» **TASK STATEMENT**
Extract each line from the entries below that has the string "appliance" in it.

--*--

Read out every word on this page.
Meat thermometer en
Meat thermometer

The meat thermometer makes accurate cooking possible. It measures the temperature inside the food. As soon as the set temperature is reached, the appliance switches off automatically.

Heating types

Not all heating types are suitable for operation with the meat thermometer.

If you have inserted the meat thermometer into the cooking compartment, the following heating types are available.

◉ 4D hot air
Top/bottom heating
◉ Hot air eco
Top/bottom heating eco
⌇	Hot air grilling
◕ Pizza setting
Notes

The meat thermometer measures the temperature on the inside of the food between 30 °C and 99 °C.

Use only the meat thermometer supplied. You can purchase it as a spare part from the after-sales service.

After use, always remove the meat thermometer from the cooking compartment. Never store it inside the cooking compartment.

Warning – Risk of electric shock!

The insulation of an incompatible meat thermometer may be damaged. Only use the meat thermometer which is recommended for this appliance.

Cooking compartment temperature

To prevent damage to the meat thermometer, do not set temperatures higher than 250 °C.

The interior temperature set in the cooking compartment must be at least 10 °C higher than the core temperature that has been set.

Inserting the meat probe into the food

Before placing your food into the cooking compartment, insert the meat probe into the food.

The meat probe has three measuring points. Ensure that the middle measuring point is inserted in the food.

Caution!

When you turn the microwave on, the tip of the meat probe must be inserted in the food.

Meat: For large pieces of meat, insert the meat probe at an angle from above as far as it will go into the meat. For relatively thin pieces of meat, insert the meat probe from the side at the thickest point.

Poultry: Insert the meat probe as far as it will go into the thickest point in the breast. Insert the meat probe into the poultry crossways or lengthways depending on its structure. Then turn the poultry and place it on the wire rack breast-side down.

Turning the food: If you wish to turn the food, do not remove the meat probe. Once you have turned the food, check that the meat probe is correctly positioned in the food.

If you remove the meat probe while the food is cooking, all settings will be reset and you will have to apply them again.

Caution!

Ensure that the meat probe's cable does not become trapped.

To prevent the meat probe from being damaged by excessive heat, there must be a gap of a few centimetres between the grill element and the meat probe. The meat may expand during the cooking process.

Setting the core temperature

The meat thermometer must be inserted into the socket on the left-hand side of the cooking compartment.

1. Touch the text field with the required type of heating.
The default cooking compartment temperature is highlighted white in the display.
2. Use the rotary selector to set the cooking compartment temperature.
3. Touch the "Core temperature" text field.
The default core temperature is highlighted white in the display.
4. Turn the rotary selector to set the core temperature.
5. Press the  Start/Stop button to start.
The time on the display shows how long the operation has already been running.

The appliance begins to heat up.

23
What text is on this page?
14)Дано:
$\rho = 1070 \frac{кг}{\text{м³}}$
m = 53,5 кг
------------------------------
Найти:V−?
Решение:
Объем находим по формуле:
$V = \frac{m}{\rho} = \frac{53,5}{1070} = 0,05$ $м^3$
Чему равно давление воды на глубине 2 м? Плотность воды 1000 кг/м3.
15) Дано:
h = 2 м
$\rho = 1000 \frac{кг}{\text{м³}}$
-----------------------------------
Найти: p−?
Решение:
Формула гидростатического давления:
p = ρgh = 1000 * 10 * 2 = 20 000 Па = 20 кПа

--*--

» **EXERCISE RESPONSE**
The meat thermometer makes accurate cooking possible. It measures the temperature inside the food. As soon as the set temperature is reached, the appliance switches off automatically.
The insulation of an incompatible meat thermometer may be damaged. Only use the meat thermometer which is recommended for this appliance.
The appliance begins to heat up.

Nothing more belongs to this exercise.